Given task ▸ Note each line that includes the word "color". Copy those lines.

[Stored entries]
## start

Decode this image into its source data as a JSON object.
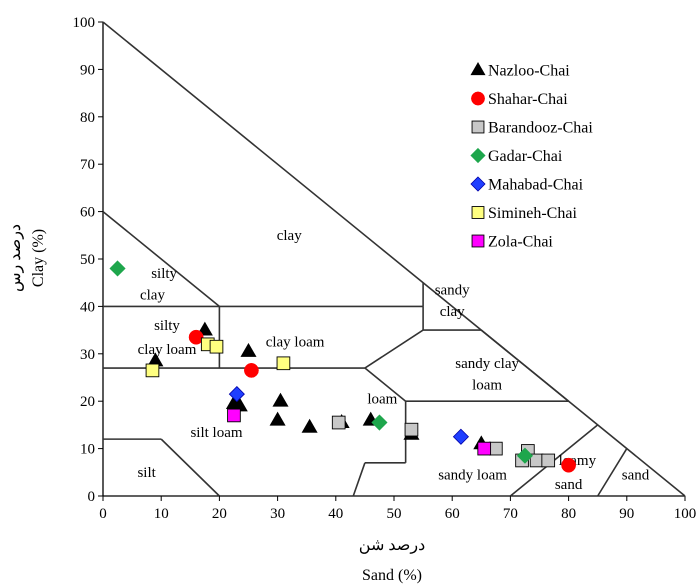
{
  "chart_data": {
    "type": "scatter",
    "title": "",
    "xlabel": "Sand (%)",
    "xlabel_fa": "درصد شن",
    "ylabel": "Clay  (%)",
    "ylabel_fa": "درصد رس",
    "xlim": [
      0,
      100
    ],
    "ylim": [
      0,
      100
    ],
    "x_ticks": [
      0,
      10,
      20,
      30,
      40,
      50,
      60,
      70,
      80,
      90,
      100
    ],
    "y_ticks": [
      0,
      10,
      20,
      30,
      40,
      50,
      60,
      70,
      80,
      90,
      100
    ],
    "grid": false,
    "legend_position": "top-right",
    "boundaries": [
      [
        [
          0,
          100
        ],
        [
          100,
          0
        ]
      ],
      [
        [
          0,
          60
        ],
        [
          20,
          40
        ]
      ],
      [
        [
          0,
          40
        ],
        [
          55,
          40
        ]
      ],
      [
        [
          0,
          27
        ],
        [
          45,
          27
        ]
      ],
      [
        [
          20,
          40
        ],
        [
          20,
          27
        ]
      ],
      [
        [
          0,
          12
        ],
        [
          10,
          12
        ]
      ],
      [
        [
          10,
          12
        ],
        [
          20,
          0
        ]
      ],
      [
        [
          45,
          27
        ],
        [
          52,
          20
        ]
      ],
      [
        [
          52,
          20
        ],
        [
          52,
          7
        ]
      ],
      [
        [
          52,
          7
        ],
        [
          45,
          7
        ]
      ],
      [
        [
          45,
          7
        ],
        [
          43,
          0
        ]
      ],
      [
        [
          55,
          40
        ],
        [
          55,
          35
        ]
      ],
      [
        [
          55,
          35
        ],
        [
          65,
          35
        ]
      ],
      [
        [
          55,
          35
        ],
        [
          45,
          27
        ]
      ],
      [
        [
          52,
          20
        ],
        [
          80,
          20
        ]
      ],
      [
        [
          55,
          45
        ],
        [
          55,
          40
        ]
      ],
      [
        [
          65,
          35
        ],
        [
          65,
          35
        ]
      ],
      [
        [
          80,
          20
        ],
        [
          80,
          20
        ]
      ],
      [
        [
          70,
          0
        ],
        [
          85,
          15
        ]
      ],
      [
        [
          85,
          0
        ],
        [
          90,
          10
        ]
      ],
      [
        [
          65,
          35
        ],
        [
          80,
          20
        ]
      ]
    ],
    "regions": [
      {
        "label": "clay",
        "x": 32,
        "y": 54
      },
      {
        "label": "silty",
        "x": 10.5,
        "y": 46
      },
      {
        "label": "clay",
        "x": 8.5,
        "y": 41.5
      },
      {
        "label": "silty",
        "x": 11,
        "y": 35
      },
      {
        "label": "clay loam",
        "x": 11,
        "y": 30
      },
      {
        "label": "clay loam",
        "x": 33,
        "y": 31.5
      },
      {
        "label": "sandy",
        "x": 60,
        "y": 42.5
      },
      {
        "label": "clay",
        "x": 60,
        "y": 38
      },
      {
        "label": "sandy clay",
        "x": 66,
        "y": 27
      },
      {
        "label": "loam",
        "x": 66,
        "y": 22.5
      },
      {
        "label": "loam",
        "x": 48,
        "y": 19.5
      },
      {
        "label": "silt loam",
        "x": 19.5,
        "y": 12.5
      },
      {
        "label": "silt",
        "x": 7.5,
        "y": 4
      },
      {
        "label": "sandy loam",
        "x": 63.5,
        "y": 3.5
      },
      {
        "label": "loamy",
        "x": 81.5,
        "y": 6.5
      },
      {
        "label": "sand",
        "x": 80,
        "y": 1.5
      },
      {
        "label": "sand",
        "x": 91.5,
        "y": 3.5
      }
    ],
    "series": [
      {
        "name": "Nazloo-Chai",
        "marker": "triangle",
        "color": "#000000",
        "points": [
          [
            17.5,
            35
          ],
          [
            9,
            28.5
          ],
          [
            25,
            30.5
          ],
          [
            22.5,
            19.5
          ],
          [
            23.5,
            19
          ],
          [
            30.5,
            20
          ],
          [
            30,
            16
          ],
          [
            35.5,
            14.5
          ],
          [
            41,
            15.5
          ],
          [
            46,
            16
          ],
          [
            53,
            13
          ],
          [
            65,
            11
          ]
        ]
      },
      {
        "name": "Shahar-Chai",
        "marker": "circle",
        "color": "#ff0000",
        "points": [
          [
            16,
            33.5
          ],
          [
            25.5,
            26.5
          ],
          [
            80,
            6.5
          ]
        ]
      },
      {
        "name": "Barandooz-Chai",
        "marker": "square",
        "color": "#c8c8c8",
        "points": [
          [
            40.5,
            15.5
          ],
          [
            53,
            14
          ],
          [
            67.5,
            10
          ],
          [
            73,
            9.5
          ],
          [
            72,
            7.5
          ],
          [
            74.5,
            7.5
          ],
          [
            76.5,
            7.5
          ]
        ]
      },
      {
        "name": "Gadar-Chai",
        "marker": "diamond",
        "color": "#1ea64c",
        "points": [
          [
            2.5,
            48
          ],
          [
            47.5,
            15.5
          ],
          [
            72.5,
            8.5
          ]
        ]
      },
      {
        "name": "Mahabad-Chai",
        "marker": "diamond",
        "color": "#1f3fff",
        "points": [
          [
            23,
            21.5
          ],
          [
            61.5,
            12.5
          ]
        ]
      },
      {
        "name": "Simineh-Chai",
        "marker": "square",
        "color": "#ffff80",
        "points": [
          [
            18,
            32
          ],
          [
            19.5,
            31.5
          ],
          [
            31,
            28
          ],
          [
            8.5,
            26.5
          ]
        ]
      },
      {
        "name": "Zola-Chai",
        "marker": "square",
        "color": "#ff00ff",
        "points": [
          [
            22.5,
            17
          ],
          [
            65.5,
            10
          ]
        ]
      }
    ]
  }
}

## end

Written answer ▸
        "color": "#000000",
        "color": "#ff0000",
        "color": "#c8c8c8",
        "color": "#1ea64c",
        "color": "#1f3fff",
        "color": "#ffff80",
        "color": "#ff00ff",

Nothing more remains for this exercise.